Exercise description
Pick out each line containing the string "text" and copy it.

Entries provided
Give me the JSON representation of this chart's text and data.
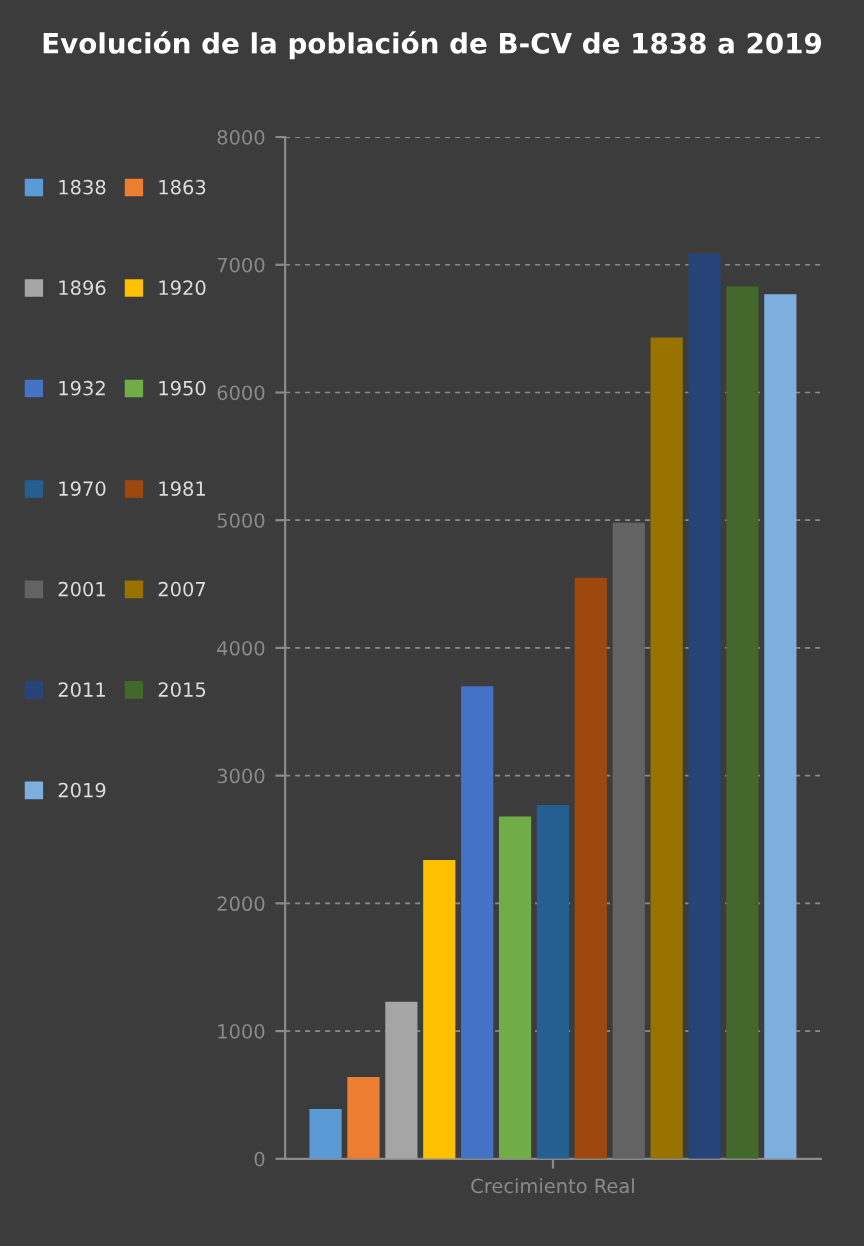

==

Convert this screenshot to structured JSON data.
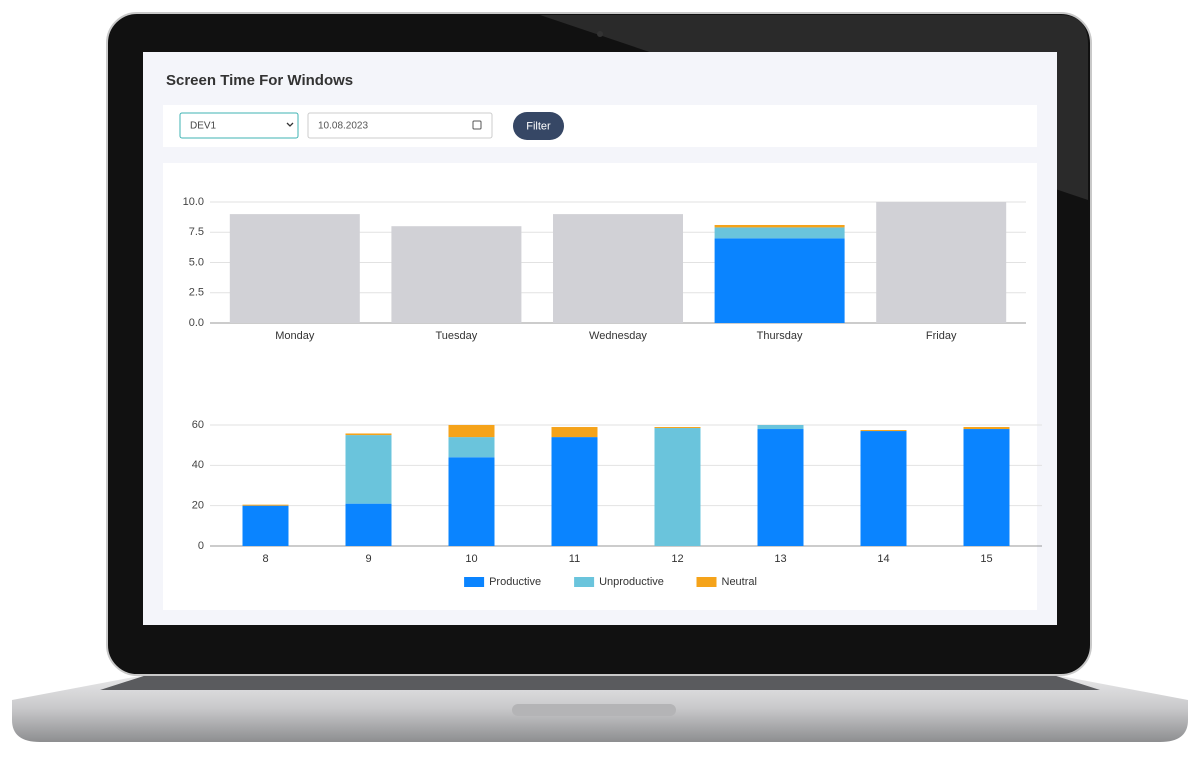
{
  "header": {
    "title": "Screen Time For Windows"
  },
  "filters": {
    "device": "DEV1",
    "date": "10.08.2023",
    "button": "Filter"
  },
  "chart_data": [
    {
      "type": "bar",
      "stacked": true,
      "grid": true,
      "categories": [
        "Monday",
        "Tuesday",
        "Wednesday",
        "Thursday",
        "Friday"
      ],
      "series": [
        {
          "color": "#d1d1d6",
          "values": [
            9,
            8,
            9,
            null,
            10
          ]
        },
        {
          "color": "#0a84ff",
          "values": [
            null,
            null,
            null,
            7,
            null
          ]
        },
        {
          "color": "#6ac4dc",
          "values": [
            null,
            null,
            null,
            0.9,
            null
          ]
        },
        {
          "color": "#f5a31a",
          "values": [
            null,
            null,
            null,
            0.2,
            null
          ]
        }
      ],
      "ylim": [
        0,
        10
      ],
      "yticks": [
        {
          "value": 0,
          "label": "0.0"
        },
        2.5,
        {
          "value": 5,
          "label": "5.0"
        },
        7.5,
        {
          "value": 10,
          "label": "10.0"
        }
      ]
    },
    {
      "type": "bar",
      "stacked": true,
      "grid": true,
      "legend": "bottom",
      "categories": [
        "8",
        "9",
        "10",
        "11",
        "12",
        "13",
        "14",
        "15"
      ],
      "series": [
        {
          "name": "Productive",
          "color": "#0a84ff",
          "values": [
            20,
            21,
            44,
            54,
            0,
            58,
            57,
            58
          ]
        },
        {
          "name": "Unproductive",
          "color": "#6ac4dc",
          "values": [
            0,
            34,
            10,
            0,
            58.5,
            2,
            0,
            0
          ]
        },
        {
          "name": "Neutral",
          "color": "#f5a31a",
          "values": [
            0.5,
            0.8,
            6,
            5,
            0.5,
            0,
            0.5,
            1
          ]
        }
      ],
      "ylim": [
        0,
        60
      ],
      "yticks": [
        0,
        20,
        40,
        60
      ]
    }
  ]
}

...

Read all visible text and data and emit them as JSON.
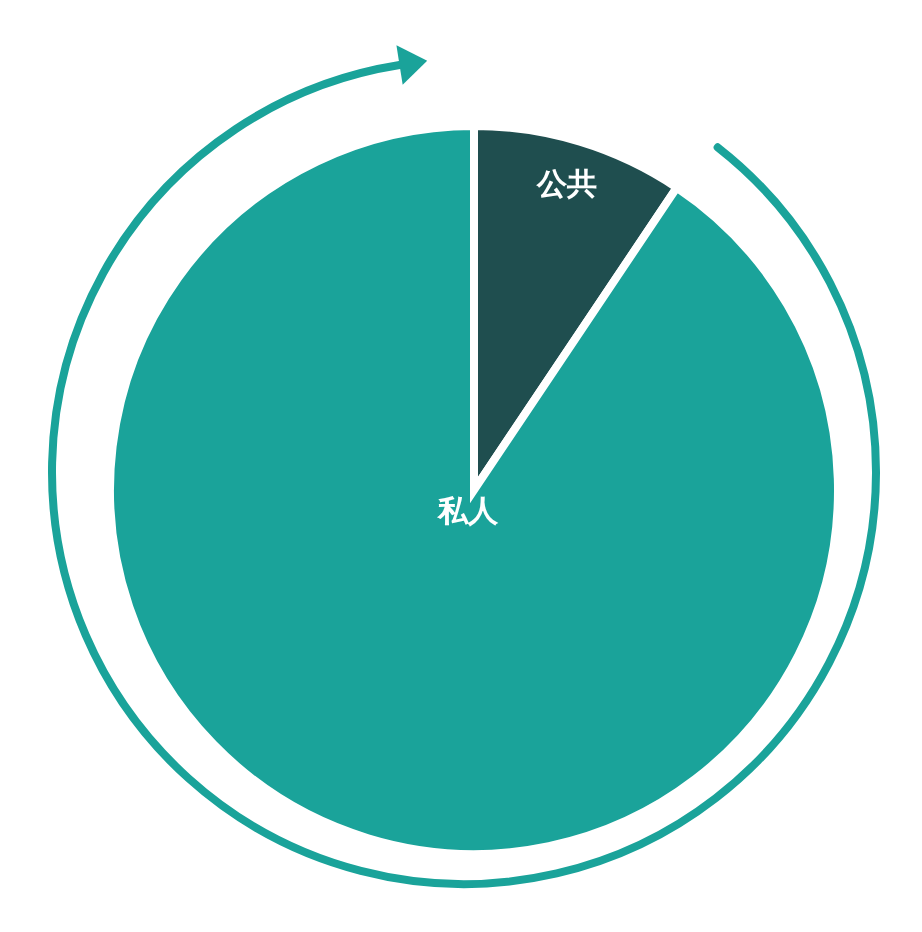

Answer below
Give me the JSON representation of this chart's text and data.
Read all visible text and data and emit them as JSON.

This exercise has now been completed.